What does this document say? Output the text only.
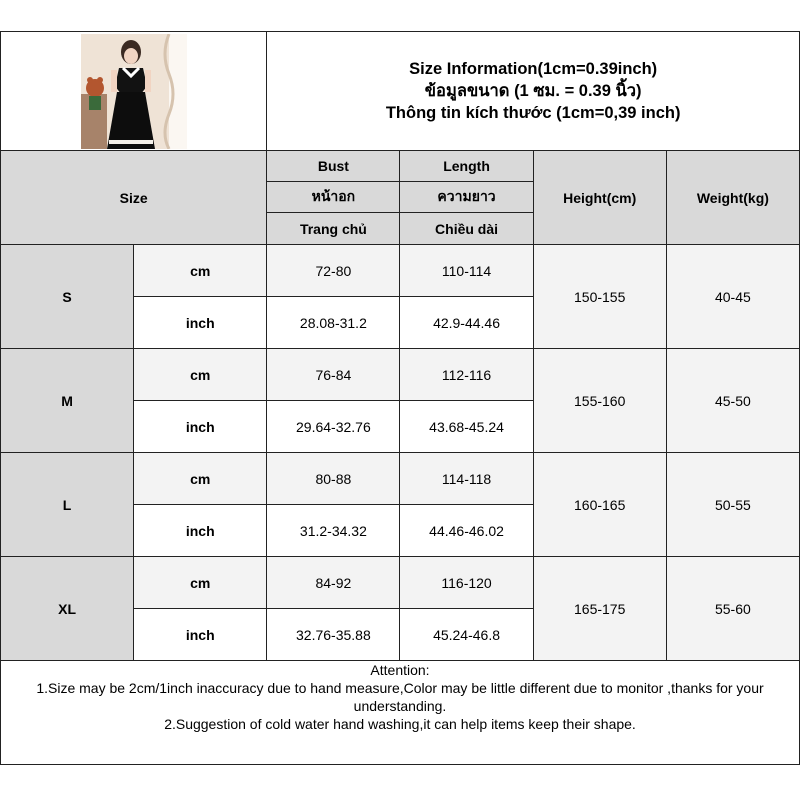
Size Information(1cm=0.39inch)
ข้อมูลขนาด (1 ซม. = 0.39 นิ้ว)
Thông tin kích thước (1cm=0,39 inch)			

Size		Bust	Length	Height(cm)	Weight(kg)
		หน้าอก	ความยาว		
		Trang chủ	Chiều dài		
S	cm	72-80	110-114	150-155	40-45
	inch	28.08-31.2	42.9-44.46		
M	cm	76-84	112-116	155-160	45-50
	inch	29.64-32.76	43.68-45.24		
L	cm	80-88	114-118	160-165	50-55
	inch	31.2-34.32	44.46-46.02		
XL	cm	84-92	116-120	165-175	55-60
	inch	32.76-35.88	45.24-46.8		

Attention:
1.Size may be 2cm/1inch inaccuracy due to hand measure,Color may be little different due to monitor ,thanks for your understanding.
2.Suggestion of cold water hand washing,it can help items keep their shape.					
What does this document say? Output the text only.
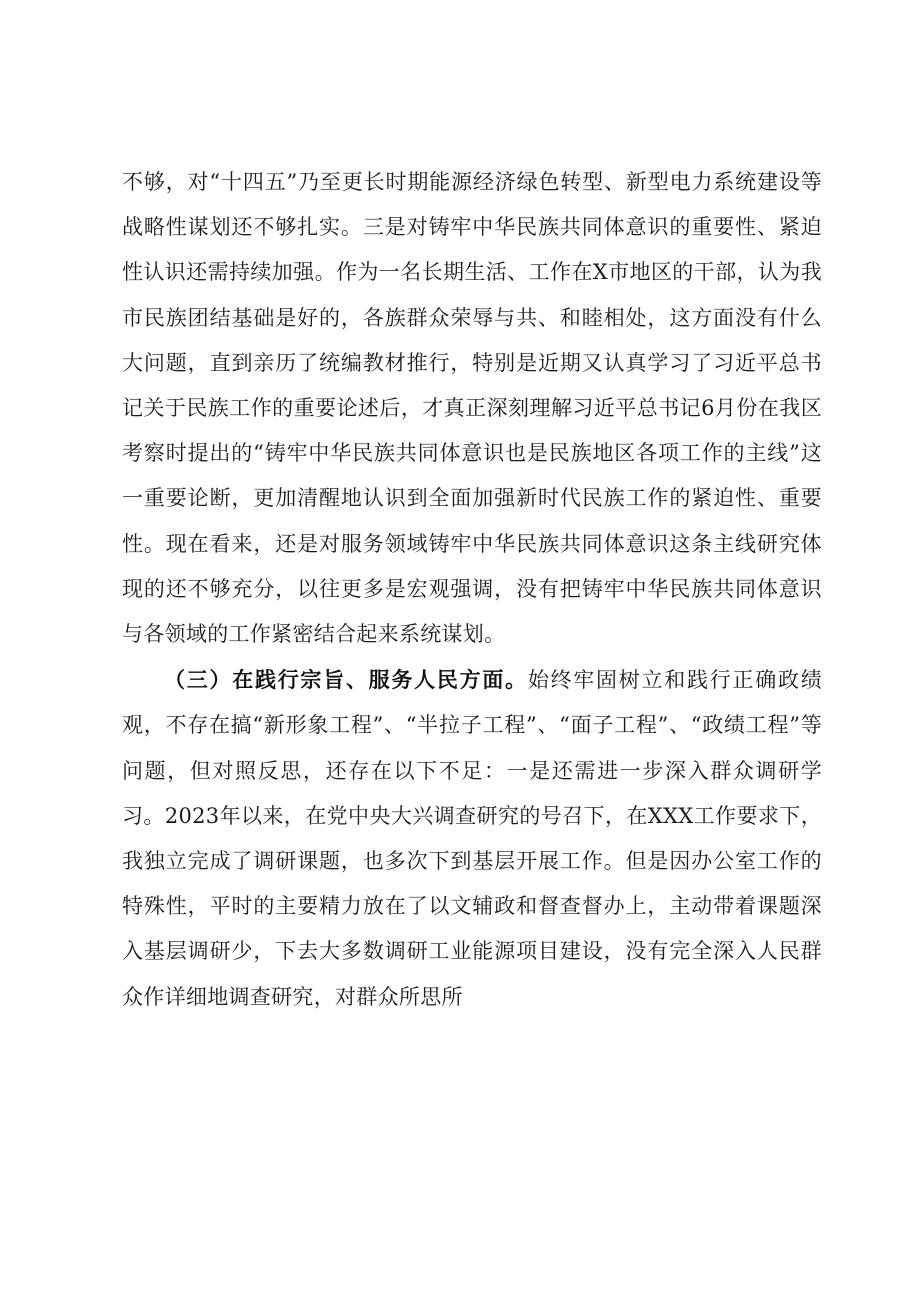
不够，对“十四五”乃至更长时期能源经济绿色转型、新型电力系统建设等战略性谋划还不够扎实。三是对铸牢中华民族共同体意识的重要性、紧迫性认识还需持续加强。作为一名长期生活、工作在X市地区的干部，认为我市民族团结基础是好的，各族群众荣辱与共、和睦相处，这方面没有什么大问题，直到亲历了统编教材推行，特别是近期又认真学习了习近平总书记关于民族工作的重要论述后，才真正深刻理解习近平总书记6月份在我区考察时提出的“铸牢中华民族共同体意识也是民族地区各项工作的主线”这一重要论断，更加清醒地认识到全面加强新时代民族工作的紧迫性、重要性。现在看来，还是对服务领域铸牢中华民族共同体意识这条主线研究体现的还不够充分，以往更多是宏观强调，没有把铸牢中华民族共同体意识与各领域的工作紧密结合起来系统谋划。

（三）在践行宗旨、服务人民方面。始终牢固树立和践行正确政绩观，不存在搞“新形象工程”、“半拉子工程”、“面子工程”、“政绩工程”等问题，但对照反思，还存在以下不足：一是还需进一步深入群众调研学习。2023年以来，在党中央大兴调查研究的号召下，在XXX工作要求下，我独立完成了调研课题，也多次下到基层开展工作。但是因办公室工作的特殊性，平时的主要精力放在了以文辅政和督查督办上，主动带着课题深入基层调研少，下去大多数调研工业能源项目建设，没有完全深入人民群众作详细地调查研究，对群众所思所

════

## What you are asked to do
Search the entries for the string "Size" and collect each line that has it.

## Written response
Size Information(1cm=0.39inch)
Size		Bust	Length	Height(cm)	Weight(kg)
1.Size may be 2cm/1inch inaccuracy due to hand measure,Color may be little different due to monitor ,thanks for your understanding.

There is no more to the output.